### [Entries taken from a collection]

┄┄┄┄┄┄┄┄┄┄

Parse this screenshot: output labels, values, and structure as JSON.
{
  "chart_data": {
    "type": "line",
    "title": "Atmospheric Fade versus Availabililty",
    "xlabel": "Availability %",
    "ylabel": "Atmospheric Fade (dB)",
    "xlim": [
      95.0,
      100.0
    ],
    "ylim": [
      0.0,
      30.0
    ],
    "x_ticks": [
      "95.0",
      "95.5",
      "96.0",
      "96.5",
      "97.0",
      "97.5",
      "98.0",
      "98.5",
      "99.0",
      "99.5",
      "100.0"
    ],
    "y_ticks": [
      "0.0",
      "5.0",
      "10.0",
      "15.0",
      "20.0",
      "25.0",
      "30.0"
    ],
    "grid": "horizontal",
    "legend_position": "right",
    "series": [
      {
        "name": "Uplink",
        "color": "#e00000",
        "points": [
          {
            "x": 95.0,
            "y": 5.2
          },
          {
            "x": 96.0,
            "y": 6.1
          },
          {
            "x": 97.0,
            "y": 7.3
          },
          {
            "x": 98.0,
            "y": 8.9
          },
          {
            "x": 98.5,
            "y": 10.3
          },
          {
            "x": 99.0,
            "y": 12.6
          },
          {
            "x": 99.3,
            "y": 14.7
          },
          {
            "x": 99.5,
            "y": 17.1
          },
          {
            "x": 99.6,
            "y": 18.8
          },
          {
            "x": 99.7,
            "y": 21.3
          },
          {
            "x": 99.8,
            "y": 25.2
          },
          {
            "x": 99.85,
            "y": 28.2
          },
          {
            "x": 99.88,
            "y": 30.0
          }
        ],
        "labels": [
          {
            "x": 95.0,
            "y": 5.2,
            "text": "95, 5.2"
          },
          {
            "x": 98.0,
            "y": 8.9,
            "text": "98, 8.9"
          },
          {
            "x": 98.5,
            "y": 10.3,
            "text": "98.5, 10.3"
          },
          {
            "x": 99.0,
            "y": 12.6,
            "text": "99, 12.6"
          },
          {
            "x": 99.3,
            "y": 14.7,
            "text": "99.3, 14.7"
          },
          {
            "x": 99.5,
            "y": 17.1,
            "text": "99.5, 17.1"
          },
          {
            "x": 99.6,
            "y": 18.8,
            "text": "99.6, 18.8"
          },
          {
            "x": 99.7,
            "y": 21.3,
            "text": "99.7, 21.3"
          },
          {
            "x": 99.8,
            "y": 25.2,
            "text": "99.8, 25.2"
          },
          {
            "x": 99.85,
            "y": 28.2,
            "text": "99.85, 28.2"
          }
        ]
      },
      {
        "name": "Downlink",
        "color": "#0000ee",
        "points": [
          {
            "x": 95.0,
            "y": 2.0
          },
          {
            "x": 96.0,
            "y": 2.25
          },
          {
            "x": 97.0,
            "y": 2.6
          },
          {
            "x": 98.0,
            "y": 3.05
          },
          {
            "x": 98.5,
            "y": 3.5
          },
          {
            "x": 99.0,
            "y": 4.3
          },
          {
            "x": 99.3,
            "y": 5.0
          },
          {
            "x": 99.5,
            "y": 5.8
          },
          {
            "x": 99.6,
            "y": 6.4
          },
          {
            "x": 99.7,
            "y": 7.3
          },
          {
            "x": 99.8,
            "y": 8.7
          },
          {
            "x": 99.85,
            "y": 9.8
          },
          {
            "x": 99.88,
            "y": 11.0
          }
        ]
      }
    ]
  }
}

┄┄┄┄┄┄┄┄┄┄

List each line holding the string "Atmospheric".

### [Output for this exercise]
    "title": "Atmospheric Fade versus Availabililty",
    "ylabel": "Atmospheric Fade (dB)",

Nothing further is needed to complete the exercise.